[Begin Task inputs]
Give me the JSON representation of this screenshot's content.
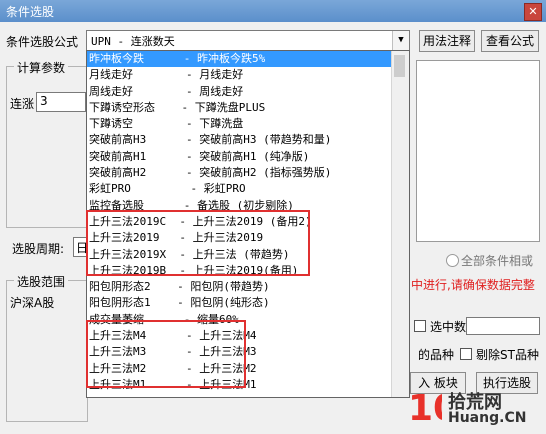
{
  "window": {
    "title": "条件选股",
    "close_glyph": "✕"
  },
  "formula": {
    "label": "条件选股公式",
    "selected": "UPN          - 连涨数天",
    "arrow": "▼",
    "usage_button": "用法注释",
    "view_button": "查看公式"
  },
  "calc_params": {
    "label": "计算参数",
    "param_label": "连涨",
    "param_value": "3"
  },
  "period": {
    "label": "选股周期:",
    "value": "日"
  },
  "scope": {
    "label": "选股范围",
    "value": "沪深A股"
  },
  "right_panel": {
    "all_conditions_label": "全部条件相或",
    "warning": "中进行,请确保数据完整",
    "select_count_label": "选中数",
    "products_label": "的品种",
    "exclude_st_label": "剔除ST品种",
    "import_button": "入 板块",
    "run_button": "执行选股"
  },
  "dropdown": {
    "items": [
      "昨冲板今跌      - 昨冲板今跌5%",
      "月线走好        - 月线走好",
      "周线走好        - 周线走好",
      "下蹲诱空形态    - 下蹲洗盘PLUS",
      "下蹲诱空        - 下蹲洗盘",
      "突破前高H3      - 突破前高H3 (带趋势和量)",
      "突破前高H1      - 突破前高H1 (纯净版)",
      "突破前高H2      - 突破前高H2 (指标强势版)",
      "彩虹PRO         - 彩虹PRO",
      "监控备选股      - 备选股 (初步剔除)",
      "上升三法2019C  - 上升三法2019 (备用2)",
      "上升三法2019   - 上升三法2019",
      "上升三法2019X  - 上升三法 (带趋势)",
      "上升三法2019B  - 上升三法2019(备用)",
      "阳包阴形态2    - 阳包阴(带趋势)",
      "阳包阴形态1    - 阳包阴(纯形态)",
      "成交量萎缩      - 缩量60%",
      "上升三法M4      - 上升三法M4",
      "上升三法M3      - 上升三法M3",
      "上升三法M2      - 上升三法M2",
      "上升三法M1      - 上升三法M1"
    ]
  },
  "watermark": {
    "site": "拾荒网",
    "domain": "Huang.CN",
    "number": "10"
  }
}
[End Task inputs]
## Request
Reproduce all of the material exactly, apart from the pictures.

## Problem solution
Give me the JSON representation of this screenshot's content.
{
  "window": {
    "title": "条件选股",
    "close_glyph": "✕"
  },
  "formula": {
    "label": "条件选股公式",
    "selected": "UPN          - 连涨数天",
    "arrow": "▼",
    "usage_button": "用法注释",
    "view_button": "查看公式"
  },
  "calc_params": {
    "label": "计算参数",
    "param_label": "连涨",
    "param_value": "3"
  },
  "period": {
    "label": "选股周期:",
    "value": "日"
  },
  "scope": {
    "label": "选股范围",
    "value": "沪深A股"
  },
  "right_panel": {
    "all_conditions_label": "全部条件相或",
    "warning": "中进行,请确保数据完整",
    "select_count_label": "选中数",
    "products_label": "的品种",
    "exclude_st_label": "剔除ST品种",
    "import_button": "入 板块",
    "run_button": "执行选股"
  },
  "dropdown": {
    "items": [
      "昨冲板今跌      - 昨冲板今跌5%",
      "月线走好        - 月线走好",
      "周线走好        - 周线走好",
      "下蹲诱空形态    - 下蹲洗盘PLUS",
      "下蹲诱空        - 下蹲洗盘",
      "突破前高H3      - 突破前高H3 (带趋势和量)",
      "突破前高H1      - 突破前高H1 (纯净版)",
      "突破前高H2      - 突破前高H2 (指标强势版)",
      "彩虹PRO         - 彩虹PRO",
      "监控备选股      - 备选股 (初步剔除)",
      "上升三法2019C  - 上升三法2019 (备用2)",
      "上升三法2019   - 上升三法2019",
      "上升三法2019X  - 上升三法 (带趋势)",
      "上升三法2019B  - 上升三法2019(备用)",
      "阳包阴形态2    - 阳包阴(带趋势)",
      "阳包阴形态1    - 阳包阴(纯形态)",
      "成交量萎缩      - 缩量60%",
      "上升三法M4      - 上升三法M4",
      "上升三法M3      - 上升三法M3",
      "上升三法M2      - 上升三法M2",
      "上升三法M1      - 上升三法M1"
    ]
  },
  "watermark": {
    "site": "拾荒网",
    "domain": "Huang.CN",
    "number": "10"
  }
}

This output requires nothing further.